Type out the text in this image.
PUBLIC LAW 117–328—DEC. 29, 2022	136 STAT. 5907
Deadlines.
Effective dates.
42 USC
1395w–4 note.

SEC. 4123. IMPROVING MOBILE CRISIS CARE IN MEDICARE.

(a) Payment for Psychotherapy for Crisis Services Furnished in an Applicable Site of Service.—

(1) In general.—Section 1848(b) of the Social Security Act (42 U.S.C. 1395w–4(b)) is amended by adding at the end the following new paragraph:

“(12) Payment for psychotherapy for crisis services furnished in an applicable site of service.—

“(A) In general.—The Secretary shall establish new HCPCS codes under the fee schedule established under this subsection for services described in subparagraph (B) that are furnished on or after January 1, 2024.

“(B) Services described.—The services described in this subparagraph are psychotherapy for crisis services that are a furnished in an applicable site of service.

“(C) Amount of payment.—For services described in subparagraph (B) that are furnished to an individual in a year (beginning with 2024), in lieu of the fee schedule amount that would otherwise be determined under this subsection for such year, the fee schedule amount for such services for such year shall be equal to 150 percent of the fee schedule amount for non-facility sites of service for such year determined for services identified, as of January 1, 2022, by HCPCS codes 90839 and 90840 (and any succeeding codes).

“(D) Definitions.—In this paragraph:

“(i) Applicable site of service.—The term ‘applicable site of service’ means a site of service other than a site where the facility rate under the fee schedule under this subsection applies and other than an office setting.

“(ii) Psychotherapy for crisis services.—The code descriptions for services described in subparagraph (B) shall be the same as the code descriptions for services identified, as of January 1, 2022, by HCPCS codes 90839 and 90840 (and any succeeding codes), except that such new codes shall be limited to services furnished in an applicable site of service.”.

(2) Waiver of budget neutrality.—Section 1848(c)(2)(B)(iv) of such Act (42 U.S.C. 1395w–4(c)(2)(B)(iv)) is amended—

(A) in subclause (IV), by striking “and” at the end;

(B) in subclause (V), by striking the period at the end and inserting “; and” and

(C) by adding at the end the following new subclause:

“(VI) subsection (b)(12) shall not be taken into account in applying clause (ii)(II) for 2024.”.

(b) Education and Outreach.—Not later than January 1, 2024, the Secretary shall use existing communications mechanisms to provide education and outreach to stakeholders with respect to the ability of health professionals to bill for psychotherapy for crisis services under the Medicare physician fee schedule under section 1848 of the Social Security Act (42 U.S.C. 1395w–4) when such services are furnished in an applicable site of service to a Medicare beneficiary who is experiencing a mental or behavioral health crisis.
■ ■ ■ ■
--- Directive ---
Provide solely the number of lines in the data that include the word "subclause".

--- Solution for this exercise ---
3